▸ Task objective:
Output the data below in full, character for character.

▸ Records supplied:
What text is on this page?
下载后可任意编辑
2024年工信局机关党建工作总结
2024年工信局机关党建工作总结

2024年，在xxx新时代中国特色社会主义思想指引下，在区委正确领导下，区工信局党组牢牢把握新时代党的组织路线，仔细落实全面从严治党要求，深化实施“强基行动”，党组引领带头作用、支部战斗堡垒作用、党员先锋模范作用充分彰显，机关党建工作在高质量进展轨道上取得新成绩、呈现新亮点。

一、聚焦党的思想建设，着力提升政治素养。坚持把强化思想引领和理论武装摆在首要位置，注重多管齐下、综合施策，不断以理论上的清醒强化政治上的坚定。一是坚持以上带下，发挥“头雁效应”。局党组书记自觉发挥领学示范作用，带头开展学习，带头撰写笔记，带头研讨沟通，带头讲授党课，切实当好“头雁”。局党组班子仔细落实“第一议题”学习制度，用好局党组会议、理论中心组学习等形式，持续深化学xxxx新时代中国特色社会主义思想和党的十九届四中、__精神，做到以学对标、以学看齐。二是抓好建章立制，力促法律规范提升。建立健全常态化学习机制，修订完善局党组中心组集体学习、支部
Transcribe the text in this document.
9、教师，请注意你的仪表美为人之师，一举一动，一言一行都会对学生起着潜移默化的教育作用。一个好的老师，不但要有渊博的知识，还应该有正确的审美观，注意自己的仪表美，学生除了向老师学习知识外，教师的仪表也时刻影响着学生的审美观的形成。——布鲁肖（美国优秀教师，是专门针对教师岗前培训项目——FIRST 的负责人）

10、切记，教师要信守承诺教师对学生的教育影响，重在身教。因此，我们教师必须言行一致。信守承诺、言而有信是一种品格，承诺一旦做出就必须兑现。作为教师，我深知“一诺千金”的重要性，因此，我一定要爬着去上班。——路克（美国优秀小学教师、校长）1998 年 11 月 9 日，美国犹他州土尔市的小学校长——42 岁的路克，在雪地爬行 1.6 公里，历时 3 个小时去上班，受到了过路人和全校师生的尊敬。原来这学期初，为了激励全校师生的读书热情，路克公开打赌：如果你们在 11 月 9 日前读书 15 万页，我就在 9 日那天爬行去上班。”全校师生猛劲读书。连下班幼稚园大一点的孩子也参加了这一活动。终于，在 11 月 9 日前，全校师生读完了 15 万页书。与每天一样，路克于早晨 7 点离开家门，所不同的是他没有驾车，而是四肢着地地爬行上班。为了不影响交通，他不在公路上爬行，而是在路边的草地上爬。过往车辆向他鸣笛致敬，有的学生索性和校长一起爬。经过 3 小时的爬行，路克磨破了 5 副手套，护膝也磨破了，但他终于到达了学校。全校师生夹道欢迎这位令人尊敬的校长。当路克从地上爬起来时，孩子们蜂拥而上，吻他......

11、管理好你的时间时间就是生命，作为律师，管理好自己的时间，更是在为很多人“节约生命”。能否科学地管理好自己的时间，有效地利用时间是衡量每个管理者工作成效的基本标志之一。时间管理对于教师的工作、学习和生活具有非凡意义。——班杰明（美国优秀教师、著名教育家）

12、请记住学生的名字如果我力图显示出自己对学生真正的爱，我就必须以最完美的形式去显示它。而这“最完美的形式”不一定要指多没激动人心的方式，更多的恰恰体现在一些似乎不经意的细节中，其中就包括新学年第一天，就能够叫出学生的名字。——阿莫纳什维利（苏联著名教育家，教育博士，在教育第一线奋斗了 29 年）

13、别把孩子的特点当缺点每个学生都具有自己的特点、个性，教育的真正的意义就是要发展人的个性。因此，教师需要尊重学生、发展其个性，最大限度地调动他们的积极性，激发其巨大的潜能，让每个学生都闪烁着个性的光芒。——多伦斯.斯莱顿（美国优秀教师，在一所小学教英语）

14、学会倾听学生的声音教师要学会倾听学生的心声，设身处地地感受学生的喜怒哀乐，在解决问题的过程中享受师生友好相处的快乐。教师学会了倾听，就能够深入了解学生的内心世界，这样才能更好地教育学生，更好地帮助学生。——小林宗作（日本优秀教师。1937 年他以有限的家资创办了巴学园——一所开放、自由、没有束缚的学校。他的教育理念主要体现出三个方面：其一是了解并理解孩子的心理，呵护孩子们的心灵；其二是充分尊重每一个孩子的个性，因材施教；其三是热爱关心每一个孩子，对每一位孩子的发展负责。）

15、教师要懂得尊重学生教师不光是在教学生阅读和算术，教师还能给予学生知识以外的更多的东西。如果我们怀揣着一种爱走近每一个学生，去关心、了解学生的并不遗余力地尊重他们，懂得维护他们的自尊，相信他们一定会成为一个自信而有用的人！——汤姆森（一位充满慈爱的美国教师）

▸ Answer to the exercise:
What text is on this page?
下载后可任意编辑
2024年工信局机关党建工作总结
2024年工信局机关党建工作总结

2024年，在xxx新时代中国特色社会主义思想指引下，在区委正确领导下，区工信局党组牢牢把握新时代党的组织路线，仔细落实全面从严治党要求，深化实施“强基行动”，党组引领带头作用、支部战斗堡垒作用、党员先锋模范作用充分彰显，机关党建工作在高质量进展轨道上取得新成绩、呈现新亮点。

一、聚焦党的思想建设，着力提升政治素养。坚持把强化思想引领和理论武装摆在首要位置，注重多管齐下、综合施策，不断以理论上的清醒强化政治上的坚定。一是坚持以上带下，发挥“头雁效应”。局党组书记自觉发挥领学示范作用，带头开展学习，带头撰写笔记，带头研讨沟通，带头讲授党课，切实当好“头雁”。局党组班子仔细落实“第一议题”学习制度，用好局党组会议、理论中心组学习等形式，持续深化学xxxx新时代中国特色社会主义思想和党的十九届四中、__精神，做到以学对标、以学看齐。二是抓好建章立制，力促法律规范提升。建立健全常态化学习机制，修订完善局党组中心组集体学习、支部
Transcribe the text in this document.
9、教师，请注意你的仪表美为人之师，一举一动，一言一行都会对学生起着潜移默化的教育作用。一个好的老师，不但要有渊博的知识，还应该有正确的审美观，注意自己的仪表美，学生除了向老师学习知识外，教师的仪表也时刻影响着学生的审美观的形成。——布鲁肖（美国优秀教师，是专门针对教师岗前培训项目——FIRST 的负责人）

10、切记，教师要信守承诺教师对学生的教育影响，重在身教。因此，我们教师必须言行一致。信守承诺、言而有信是一种品格，承诺一旦做出就必须兑现。作为教师，我深知“一诺千金”的重要性，因此，我一定要爬着去上班。——路克（美国优秀小学教师、校长）1998 年 11 月 9 日，美国犹他州土尔市的小学校长——42 岁的路克，在雪地爬行 1.6 公里，历时 3 个小时去上班，受到了过路人和全校师生的尊敬。原来这学期初，为了激励全校师生的读书热情，路克公开打赌：如果你们在 11 月 9 日前读书 15 万页，我就在 9 日那天爬行去上班。”全校师生猛劲读书。连下班幼稚园大一点的孩子也参加了这一活动。终于，在 11 月 9 日前，全校师生读完了 15 万页书。与每天一样，路克于早晨 7 点离开家门，所不同的是他没有驾车，而是四肢着地地爬行上班。为了不影响交通，他不在公路上爬行，而是在路边的草地上爬。过往车辆向他鸣笛致敬，有的学生索性和校长一起爬。经过 3 小时的爬行，路克磨破了 5 副手套，护膝也磨破了，但他终于到达了学校。全校师生夹道欢迎这位令人尊敬的校长。当路克从地上爬起来时，孩子们蜂拥而上，吻他......

11、管理好你的时间时间就是生命，作为律师，管理好自己的时间，更是在为很多人“节约生命”。能否科学地管理好自己的时间，有效地利用时间是衡量每个管理者工作成效的基本标志之一。时间管理对于教师的工作、学习和生活具有非凡意义。——班杰明（美国优秀教师、著名教育家）

12、请记住学生的名字如果我力图显示出自己对学生真正的爱，我就必须以最完美的形式去显示它。而这“最完美的形式”不一定要指多没激动人心的方式，更多的恰恰体现在一些似乎不经意的细节中，其中就包括新学年第一天，就能够叫出学生的名字。——阿莫纳什维利（苏联著名教育家，教育博士，在教育第一线奋斗了 29 年）

13、别把孩子的特点当缺点每个学生都具有自己的特点、个性，教育的真正的意义就是要发展人的个性。因此，教师需要尊重学生、发展其个性，最大限度地调动他们的积极性，激发其巨大的潜能，让每个学生都闪烁着个性的光芒。——多伦斯.斯莱顿（美国优秀教师，在一所小学教英语）

14、学会倾听学生的声音教师要学会倾听学生的心声，设身处地地感受学生的喜怒哀乐，在解决问题的过程中享受师生友好相处的快乐。教师学会了倾听，就能够深入了解学生的内心世界，这样才能更好地教育学生，更好地帮助学生。——小林宗作（日本优秀教师。1937 年他以有限的家资创办了巴学园——一所开放、自由、没有束缚的学校。他的教育理念主要体现出三个方面：其一是了解并理解孩子的心理，呵护孩子们的心灵；其二是充分尊重每一个孩子的个性，因材施教；其三是热爱关心每一个孩子，对每一位孩子的发展负责。）

15、教师要懂得尊重学生教师不光是在教学生阅读和算术，教师还能给予学生知识以外的更多的东西。如果我们怀揣着一种爱走近每一个学生，去关心、了解学生的并不遗余力地尊重他们，懂得维护他们的自尊，相信他们一定会成为一个自信而有用的人！——汤姆森（一位充满慈爱的美国教师）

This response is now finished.